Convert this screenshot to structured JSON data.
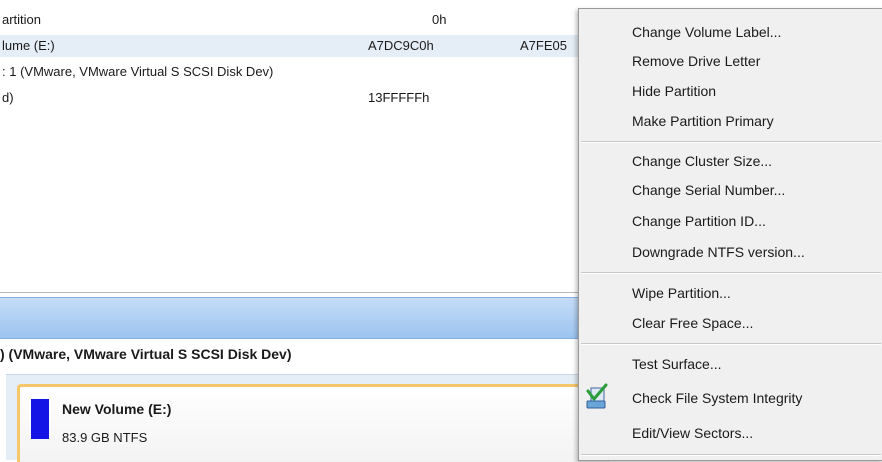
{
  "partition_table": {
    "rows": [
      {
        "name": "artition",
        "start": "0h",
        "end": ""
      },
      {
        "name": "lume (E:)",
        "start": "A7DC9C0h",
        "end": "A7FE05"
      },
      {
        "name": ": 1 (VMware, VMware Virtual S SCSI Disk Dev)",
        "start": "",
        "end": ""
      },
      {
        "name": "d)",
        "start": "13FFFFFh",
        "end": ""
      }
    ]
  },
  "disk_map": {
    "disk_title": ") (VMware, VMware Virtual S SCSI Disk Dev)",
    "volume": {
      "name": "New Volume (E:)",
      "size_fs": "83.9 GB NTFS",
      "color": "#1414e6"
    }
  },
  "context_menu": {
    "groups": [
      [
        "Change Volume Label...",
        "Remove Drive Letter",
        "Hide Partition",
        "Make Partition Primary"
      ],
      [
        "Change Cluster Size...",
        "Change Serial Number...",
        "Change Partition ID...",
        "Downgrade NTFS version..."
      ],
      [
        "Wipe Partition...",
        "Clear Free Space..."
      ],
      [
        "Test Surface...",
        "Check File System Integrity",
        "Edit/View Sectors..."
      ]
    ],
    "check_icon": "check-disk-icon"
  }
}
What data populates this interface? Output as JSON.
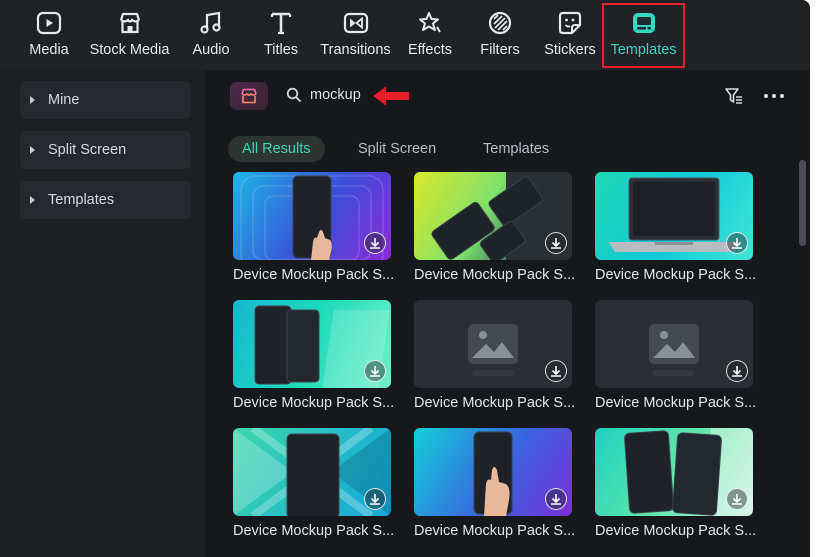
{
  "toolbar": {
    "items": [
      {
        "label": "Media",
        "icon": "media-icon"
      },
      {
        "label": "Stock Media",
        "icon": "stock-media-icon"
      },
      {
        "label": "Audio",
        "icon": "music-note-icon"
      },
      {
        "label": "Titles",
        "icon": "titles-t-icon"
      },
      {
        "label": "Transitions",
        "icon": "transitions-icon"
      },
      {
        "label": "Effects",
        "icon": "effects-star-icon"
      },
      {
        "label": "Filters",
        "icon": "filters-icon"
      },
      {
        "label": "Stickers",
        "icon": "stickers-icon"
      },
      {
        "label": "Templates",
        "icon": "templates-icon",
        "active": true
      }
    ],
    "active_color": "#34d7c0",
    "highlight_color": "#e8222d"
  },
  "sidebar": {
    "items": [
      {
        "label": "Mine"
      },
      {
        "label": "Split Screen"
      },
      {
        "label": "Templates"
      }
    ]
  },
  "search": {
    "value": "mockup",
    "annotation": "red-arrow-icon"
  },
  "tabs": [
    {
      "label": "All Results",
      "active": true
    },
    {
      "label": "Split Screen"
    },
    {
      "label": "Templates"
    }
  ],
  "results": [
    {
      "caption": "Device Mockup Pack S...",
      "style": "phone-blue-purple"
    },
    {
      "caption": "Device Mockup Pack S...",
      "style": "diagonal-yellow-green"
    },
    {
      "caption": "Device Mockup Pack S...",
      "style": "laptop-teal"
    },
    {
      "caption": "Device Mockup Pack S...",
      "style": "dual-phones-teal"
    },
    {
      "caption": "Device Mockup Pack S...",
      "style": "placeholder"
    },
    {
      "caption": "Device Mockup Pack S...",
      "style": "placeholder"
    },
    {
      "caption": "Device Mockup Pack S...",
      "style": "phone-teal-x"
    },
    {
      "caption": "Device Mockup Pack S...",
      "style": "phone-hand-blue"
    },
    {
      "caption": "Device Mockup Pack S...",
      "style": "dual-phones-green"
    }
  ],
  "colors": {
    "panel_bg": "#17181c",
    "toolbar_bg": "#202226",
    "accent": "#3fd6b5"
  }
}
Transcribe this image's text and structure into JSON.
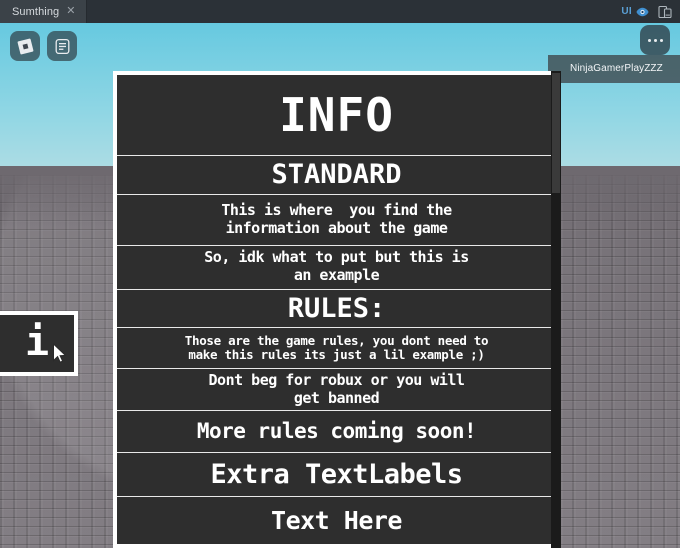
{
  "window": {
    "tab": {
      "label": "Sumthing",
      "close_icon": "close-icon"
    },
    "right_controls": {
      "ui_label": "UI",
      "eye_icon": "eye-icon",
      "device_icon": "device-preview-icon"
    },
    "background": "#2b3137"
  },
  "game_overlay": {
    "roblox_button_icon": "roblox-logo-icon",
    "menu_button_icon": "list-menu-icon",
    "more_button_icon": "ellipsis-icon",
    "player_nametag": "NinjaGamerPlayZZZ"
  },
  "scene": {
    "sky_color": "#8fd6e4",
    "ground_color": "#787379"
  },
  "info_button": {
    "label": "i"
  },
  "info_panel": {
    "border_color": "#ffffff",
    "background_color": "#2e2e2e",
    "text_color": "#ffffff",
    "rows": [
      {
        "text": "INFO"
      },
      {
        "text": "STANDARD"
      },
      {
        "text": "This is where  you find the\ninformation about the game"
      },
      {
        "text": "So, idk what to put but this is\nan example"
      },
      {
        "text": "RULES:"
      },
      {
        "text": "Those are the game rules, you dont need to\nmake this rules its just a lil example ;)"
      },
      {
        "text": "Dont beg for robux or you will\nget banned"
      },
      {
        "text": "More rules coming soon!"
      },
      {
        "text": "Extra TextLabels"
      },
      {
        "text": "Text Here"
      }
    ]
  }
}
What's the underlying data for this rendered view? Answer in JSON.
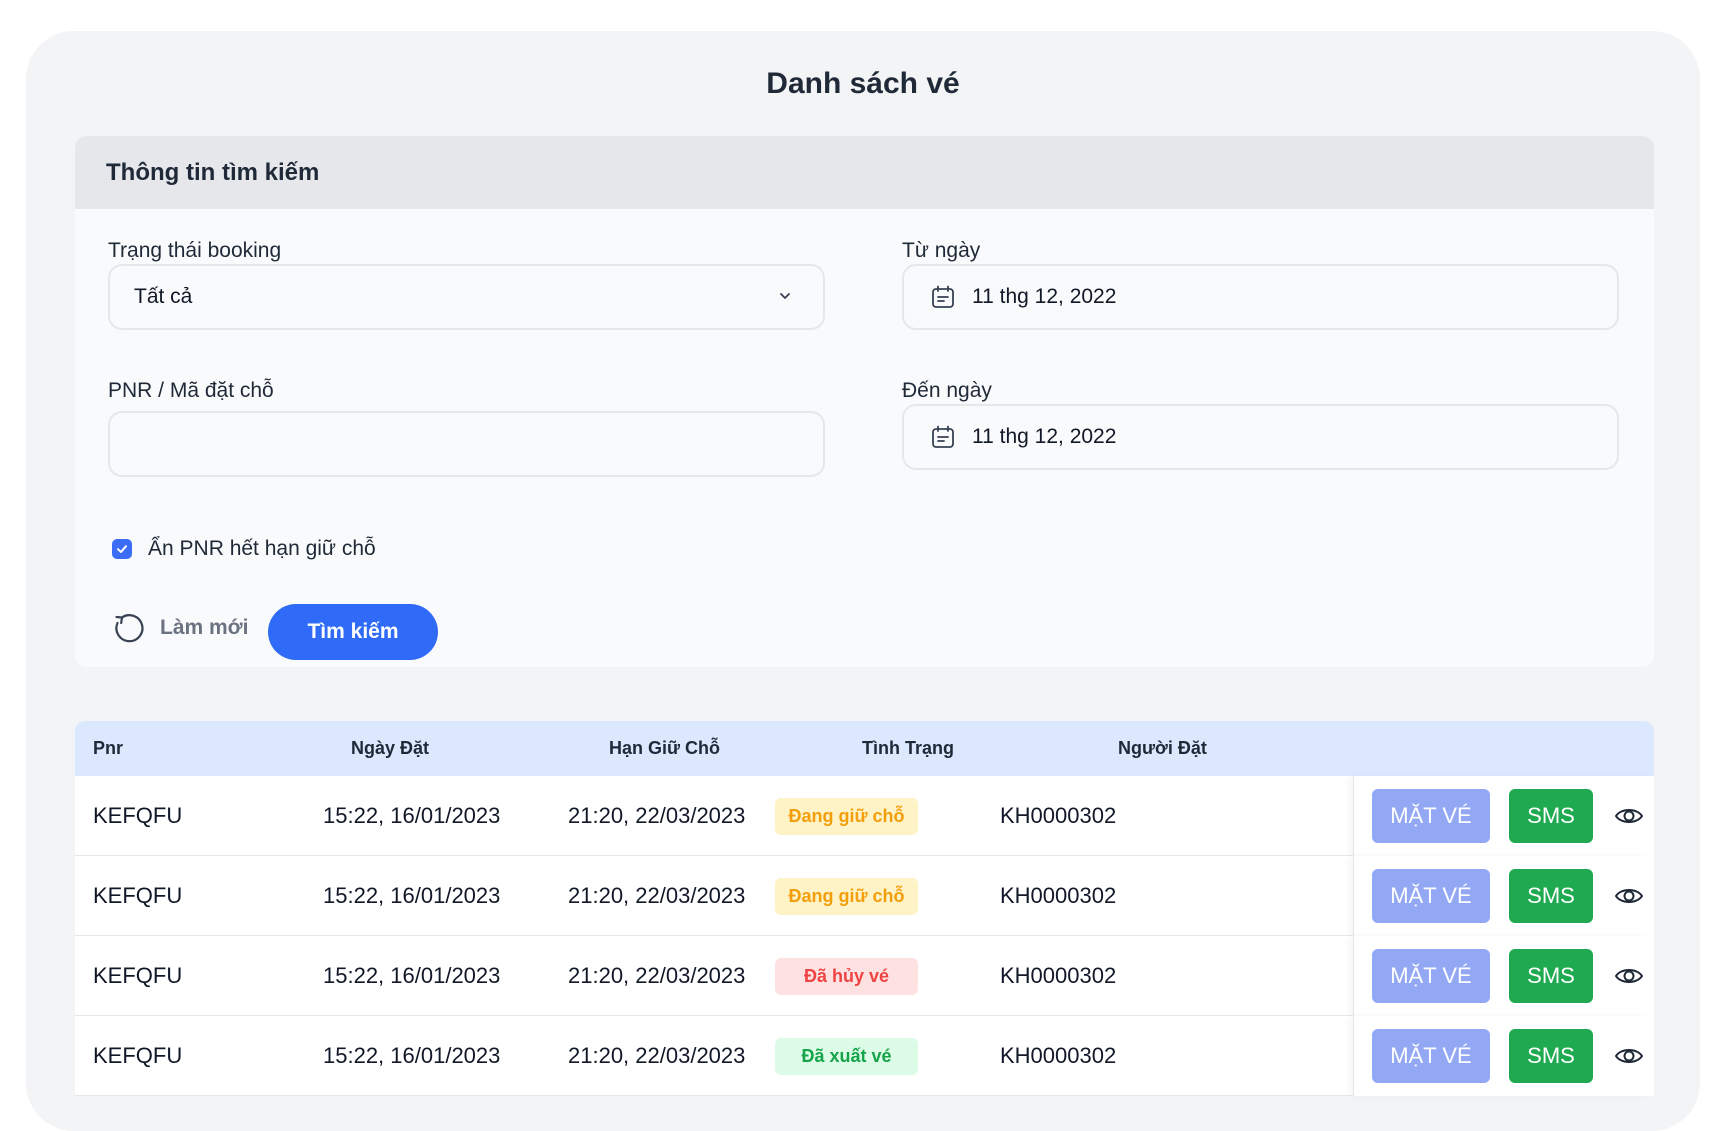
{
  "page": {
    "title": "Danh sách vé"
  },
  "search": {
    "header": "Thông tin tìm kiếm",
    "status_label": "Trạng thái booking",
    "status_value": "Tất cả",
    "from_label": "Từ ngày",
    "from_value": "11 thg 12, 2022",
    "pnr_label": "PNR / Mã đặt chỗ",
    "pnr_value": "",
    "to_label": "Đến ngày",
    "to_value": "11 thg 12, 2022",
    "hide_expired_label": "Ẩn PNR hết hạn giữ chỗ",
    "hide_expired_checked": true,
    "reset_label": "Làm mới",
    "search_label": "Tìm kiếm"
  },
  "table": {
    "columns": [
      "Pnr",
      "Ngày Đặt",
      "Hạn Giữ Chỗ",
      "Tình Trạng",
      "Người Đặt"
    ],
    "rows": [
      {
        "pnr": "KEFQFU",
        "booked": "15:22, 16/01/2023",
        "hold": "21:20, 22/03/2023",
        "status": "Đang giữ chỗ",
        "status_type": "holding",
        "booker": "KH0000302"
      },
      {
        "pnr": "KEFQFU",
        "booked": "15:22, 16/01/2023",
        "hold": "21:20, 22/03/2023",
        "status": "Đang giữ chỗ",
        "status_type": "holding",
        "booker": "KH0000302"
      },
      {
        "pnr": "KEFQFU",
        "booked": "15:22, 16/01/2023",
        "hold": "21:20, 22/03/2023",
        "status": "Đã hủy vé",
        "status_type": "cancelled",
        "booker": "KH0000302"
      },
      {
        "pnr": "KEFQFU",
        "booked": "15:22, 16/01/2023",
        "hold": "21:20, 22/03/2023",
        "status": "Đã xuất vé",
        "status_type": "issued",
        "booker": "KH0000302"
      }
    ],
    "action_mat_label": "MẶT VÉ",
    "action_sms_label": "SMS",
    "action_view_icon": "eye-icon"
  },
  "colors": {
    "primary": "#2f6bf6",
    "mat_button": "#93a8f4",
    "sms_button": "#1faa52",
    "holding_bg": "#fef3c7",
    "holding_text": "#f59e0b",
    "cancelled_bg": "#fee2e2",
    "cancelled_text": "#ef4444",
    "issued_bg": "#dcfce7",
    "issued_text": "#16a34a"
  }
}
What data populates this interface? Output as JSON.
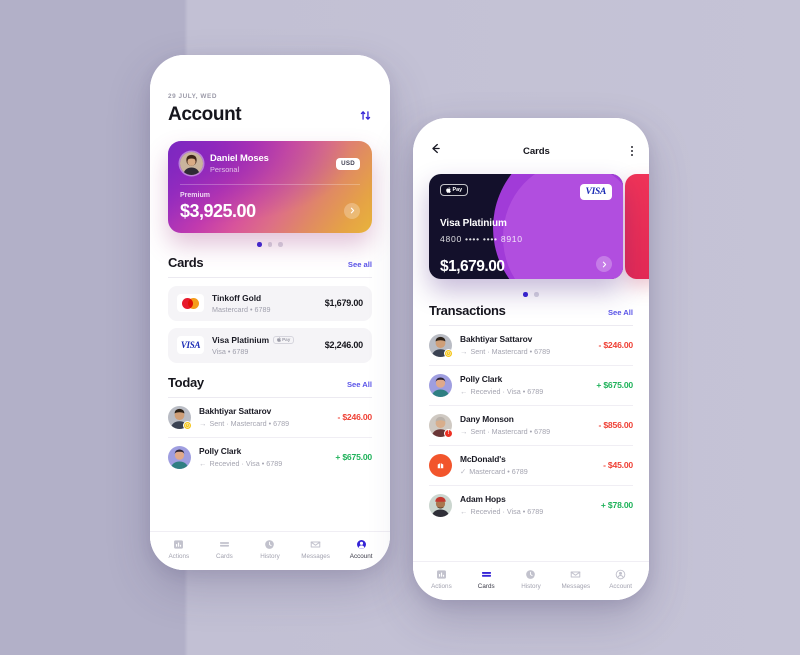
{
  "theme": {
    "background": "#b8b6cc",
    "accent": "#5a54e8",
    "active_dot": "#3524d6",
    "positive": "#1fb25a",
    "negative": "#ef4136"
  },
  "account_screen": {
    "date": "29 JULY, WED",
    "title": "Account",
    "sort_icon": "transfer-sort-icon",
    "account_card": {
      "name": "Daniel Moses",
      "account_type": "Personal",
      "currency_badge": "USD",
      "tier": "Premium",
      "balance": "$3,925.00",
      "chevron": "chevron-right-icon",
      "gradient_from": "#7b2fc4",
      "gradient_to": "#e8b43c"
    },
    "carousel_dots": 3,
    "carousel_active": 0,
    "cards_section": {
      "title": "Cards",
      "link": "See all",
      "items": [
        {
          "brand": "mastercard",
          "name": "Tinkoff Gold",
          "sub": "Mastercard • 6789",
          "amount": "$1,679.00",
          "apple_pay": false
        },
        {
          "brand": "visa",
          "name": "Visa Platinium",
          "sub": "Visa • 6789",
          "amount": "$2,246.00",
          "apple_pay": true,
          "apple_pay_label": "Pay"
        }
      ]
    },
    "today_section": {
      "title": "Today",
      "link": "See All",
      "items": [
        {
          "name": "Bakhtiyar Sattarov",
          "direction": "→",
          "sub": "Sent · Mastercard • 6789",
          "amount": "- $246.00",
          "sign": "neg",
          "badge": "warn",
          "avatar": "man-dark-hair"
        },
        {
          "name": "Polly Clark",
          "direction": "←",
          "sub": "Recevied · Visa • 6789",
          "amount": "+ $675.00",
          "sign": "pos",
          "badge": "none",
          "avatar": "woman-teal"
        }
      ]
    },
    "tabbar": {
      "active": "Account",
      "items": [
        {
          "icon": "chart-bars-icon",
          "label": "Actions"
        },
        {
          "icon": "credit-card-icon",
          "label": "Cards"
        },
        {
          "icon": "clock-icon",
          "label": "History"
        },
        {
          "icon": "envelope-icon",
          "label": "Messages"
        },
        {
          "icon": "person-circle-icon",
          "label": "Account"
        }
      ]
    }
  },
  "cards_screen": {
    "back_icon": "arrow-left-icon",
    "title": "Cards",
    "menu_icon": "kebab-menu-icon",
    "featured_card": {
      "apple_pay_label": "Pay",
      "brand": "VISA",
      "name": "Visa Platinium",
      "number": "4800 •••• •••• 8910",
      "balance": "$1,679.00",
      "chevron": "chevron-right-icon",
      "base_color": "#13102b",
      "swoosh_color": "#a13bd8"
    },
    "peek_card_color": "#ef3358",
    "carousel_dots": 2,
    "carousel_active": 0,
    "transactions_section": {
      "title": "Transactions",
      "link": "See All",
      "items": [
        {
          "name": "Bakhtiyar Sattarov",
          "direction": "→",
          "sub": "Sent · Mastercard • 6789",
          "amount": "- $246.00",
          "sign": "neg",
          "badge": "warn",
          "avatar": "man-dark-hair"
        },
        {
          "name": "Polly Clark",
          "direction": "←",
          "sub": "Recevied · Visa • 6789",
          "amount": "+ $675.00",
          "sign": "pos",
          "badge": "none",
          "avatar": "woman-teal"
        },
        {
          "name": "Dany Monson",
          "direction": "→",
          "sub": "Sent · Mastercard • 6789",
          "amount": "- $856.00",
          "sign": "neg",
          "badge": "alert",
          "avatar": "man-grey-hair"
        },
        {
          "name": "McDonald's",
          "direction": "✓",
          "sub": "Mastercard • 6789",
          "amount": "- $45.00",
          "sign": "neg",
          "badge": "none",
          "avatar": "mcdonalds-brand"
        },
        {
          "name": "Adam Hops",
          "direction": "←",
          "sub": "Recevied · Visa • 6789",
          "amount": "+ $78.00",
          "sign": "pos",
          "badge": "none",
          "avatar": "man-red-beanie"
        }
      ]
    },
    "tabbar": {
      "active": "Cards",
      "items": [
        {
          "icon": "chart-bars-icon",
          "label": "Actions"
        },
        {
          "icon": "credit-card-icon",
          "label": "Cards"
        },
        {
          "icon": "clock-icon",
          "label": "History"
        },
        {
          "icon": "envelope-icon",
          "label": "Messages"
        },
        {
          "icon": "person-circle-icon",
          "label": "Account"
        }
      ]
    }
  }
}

Short exercise >> Pick out the lines containing the string "amount".

Solution to this task >>
          "amount": "$1,679.00",
          "amount": "$2,246.00",
          "amount": "- $246.00",
          "amount": "+ $675.00",
          "amount": "- $246.00",
          "amount": "+ $675.00",
          "amount": "- $856.00",
          "amount": "- $45.00",
          "amount": "+ $78.00",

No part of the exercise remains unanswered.